— YOUR TASK —
Send back all the data below, exactly as given.
-- Start --
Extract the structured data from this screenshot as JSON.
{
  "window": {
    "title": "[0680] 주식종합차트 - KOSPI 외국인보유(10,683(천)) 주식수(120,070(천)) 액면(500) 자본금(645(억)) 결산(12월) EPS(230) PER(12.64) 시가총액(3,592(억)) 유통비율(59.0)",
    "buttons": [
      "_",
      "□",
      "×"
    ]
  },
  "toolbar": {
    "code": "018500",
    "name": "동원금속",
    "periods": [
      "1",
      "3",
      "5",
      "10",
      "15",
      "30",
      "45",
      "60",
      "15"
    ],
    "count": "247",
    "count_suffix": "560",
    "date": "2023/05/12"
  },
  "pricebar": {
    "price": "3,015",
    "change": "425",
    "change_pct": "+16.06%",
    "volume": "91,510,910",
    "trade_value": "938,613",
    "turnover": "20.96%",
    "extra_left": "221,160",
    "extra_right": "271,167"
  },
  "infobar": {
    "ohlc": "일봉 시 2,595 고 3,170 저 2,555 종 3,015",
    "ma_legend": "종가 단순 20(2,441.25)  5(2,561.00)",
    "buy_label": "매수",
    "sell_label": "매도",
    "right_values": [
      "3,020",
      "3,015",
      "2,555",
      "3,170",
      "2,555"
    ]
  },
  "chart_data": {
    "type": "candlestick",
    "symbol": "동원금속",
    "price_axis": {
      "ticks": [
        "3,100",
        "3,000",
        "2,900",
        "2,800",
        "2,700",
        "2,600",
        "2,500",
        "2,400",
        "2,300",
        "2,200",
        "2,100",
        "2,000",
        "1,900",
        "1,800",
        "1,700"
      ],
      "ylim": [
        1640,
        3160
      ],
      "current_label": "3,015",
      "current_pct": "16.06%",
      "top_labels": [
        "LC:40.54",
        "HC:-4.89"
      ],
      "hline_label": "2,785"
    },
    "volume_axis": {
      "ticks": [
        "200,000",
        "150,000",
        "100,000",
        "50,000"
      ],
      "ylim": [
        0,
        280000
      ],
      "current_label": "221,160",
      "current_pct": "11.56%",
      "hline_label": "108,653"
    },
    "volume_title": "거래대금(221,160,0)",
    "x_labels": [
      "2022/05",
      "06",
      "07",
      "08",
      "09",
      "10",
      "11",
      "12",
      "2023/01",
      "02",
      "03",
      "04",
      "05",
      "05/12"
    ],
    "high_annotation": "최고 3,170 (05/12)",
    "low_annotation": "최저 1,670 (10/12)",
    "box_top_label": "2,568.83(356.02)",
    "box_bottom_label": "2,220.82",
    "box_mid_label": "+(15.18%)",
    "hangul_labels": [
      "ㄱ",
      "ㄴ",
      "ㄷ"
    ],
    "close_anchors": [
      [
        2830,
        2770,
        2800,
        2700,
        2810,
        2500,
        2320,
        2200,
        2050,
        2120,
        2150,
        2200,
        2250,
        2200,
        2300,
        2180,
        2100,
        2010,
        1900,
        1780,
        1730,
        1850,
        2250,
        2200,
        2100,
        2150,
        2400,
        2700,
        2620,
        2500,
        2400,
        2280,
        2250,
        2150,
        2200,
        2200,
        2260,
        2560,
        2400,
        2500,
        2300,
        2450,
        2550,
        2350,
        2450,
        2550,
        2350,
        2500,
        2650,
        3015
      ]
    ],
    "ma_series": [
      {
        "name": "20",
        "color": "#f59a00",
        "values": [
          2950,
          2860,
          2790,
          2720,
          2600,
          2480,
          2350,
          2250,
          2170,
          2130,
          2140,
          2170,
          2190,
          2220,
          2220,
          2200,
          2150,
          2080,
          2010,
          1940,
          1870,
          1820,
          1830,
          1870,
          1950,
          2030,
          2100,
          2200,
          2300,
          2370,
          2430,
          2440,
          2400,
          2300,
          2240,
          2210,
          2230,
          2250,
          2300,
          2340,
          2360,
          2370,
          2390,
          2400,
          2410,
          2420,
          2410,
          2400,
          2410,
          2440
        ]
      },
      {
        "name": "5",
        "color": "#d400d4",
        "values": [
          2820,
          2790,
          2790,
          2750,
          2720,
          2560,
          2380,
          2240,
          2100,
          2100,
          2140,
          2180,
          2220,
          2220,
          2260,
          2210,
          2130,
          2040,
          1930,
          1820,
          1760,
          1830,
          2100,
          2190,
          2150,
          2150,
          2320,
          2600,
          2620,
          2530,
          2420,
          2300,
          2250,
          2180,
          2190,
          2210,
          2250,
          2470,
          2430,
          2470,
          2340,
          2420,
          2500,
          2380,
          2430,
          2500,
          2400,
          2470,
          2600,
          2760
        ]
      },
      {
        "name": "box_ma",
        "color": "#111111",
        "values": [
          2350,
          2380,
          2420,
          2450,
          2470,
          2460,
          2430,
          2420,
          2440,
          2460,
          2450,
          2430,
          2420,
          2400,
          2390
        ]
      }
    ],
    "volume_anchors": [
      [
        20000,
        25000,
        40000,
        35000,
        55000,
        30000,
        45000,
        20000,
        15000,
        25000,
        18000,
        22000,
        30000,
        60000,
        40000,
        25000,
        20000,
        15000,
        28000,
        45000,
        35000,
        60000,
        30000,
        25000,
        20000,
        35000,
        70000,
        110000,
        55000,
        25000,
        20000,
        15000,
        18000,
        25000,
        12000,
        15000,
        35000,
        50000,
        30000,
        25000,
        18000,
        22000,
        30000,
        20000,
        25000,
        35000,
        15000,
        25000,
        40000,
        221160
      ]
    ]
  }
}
-- End --
— RESPONSE TO THIS EXERCISE —
Extract the structured data from this screenshot as JSON.
{
  "window": {
    "title": "[0680] 주식종합차트 - KOSPI 외국인보유(10,683(천)) 주식수(120,070(천)) 액면(500) 자본금(645(억)) 결산(12월) EPS(230) PER(12.64) 시가총액(3,592(억)) 유통비율(59.0)",
    "buttons": [
      "_",
      "□",
      "×"
    ]
  },
  "toolbar": {
    "code": "018500",
    "name": "동원금속",
    "periods": [
      "1",
      "3",
      "5",
      "10",
      "15",
      "30",
      "45",
      "60",
      "15"
    ],
    "count": "247",
    "count_suffix": "560",
    "date": "2023/05/12"
  },
  "pricebar": {
    "price": "3,015",
    "change": "425",
    "change_pct": "+16.06%",
    "volume": "91,510,910",
    "trade_value": "938,613",
    "turnover": "20.96%",
    "extra_left": "221,160",
    "extra_right": "271,167"
  },
  "infobar": {
    "ohlc": "일봉 시 2,595 고 3,170 저 2,555 종 3,015",
    "ma_legend": "종가 단순 20(2,441.25)  5(2,561.00)",
    "buy_label": "매수",
    "sell_label": "매도",
    "right_values": [
      "3,020",
      "3,015",
      "2,555",
      "3,170",
      "2,555"
    ]
  },
  "chart_data": {
    "type": "candlestick",
    "symbol": "동원금속",
    "price_axis": {
      "ticks": [
        "3,100",
        "3,000",
        "2,900",
        "2,800",
        "2,700",
        "2,600",
        "2,500",
        "2,400",
        "2,300",
        "2,200",
        "2,100",
        "2,000",
        "1,900",
        "1,800",
        "1,700"
      ],
      "ylim": [
        1640,
        3160
      ],
      "current_label": "3,015",
      "current_pct": "16.06%",
      "top_labels": [
        "LC:40.54",
        "HC:-4.89"
      ],
      "hline_label": "2,785"
    },
    "volume_axis": {
      "ticks": [
        "200,000",
        "150,000",
        "100,000",
        "50,000"
      ],
      "ylim": [
        0,
        280000
      ],
      "current_label": "221,160",
      "current_pct": "11.56%",
      "hline_label": "108,653"
    },
    "volume_title": "거래대금(221,160,0)",
    "x_labels": [
      "2022/05",
      "06",
      "07",
      "08",
      "09",
      "10",
      "11",
      "12",
      "2023/01",
      "02",
      "03",
      "04",
      "05",
      "05/12"
    ],
    "high_annotation": "최고 3,170 (05/12)",
    "low_annotation": "최저 1,670 (10/12)",
    "box_top_label": "2,568.83(356.02)",
    "box_bottom_label": "2,220.82",
    "box_mid_label": "+(15.18%)",
    "hangul_labels": [
      "ㄱ",
      "ㄴ",
      "ㄷ"
    ],
    "close_anchors": [
      [
        2830,
        2770,
        2800,
        2700,
        2810,
        2500,
        2320,
        2200,
        2050,
        2120,
        2150,
        2200,
        2250,
        2200,
        2300,
        2180,
        2100,
        2010,
        1900,
        1780,
        1730,
        1850,
        2250,
        2200,
        2100,
        2150,
        2400,
        2700,
        2620,
        2500,
        2400,
        2280,
        2250,
        2150,
        2200,
        2200,
        2260,
        2560,
        2400,
        2500,
        2300,
        2450,
        2550,
        2350,
        2450,
        2550,
        2350,
        2500,
        2650,
        3015
      ]
    ],
    "ma_series": [
      {
        "name": "20",
        "color": "#f59a00",
        "values": [
          2950,
          2860,
          2790,
          2720,
          2600,
          2480,
          2350,
          2250,
          2170,
          2130,
          2140,
          2170,
          2190,
          2220,
          2220,
          2200,
          2150,
          2080,
          2010,
          1940,
          1870,
          1820,
          1830,
          1870,
          1950,
          2030,
          2100,
          2200,
          2300,
          2370,
          2430,
          2440,
          2400,
          2300,
          2240,
          2210,
          2230,
          2250,
          2300,
          2340,
          2360,
          2370,
          2390,
          2400,
          2410,
          2420,
          2410,
          2400,
          2410,
          2440
        ]
      },
      {
        "name": "5",
        "color": "#d400d4",
        "values": [
          2820,
          2790,
          2790,
          2750,
          2720,
          2560,
          2380,
          2240,
          2100,
          2100,
          2140,
          2180,
          2220,
          2220,
          2260,
          2210,
          2130,
          2040,
          1930,
          1820,
          1760,
          1830,
          2100,
          2190,
          2150,
          2150,
          2320,
          2600,
          2620,
          2530,
          2420,
          2300,
          2250,
          2180,
          2190,
          2210,
          2250,
          2470,
          2430,
          2470,
          2340,
          2420,
          2500,
          2380,
          2430,
          2500,
          2400,
          2470,
          2600,
          2760
        ]
      },
      {
        "name": "box_ma",
        "color": "#111111",
        "values": [
          2350,
          2380,
          2420,
          2450,
          2470,
          2460,
          2430,
          2420,
          2440,
          2460,
          2450,
          2430,
          2420,
          2400,
          2390
        ]
      }
    ],
    "volume_anchors": [
      [
        20000,
        25000,
        40000,
        35000,
        55000,
        30000,
        45000,
        20000,
        15000,
        25000,
        18000,
        22000,
        30000,
        60000,
        40000,
        25000,
        20000,
        15000,
        28000,
        45000,
        35000,
        60000,
        30000,
        25000,
        20000,
        35000,
        70000,
        110000,
        55000,
        25000,
        20000,
        15000,
        18000,
        25000,
        12000,
        15000,
        35000,
        50000,
        30000,
        25000,
        18000,
        22000,
        30000,
        20000,
        25000,
        35000,
        15000,
        25000,
        40000,
        221160
      ]
    ]
  }
}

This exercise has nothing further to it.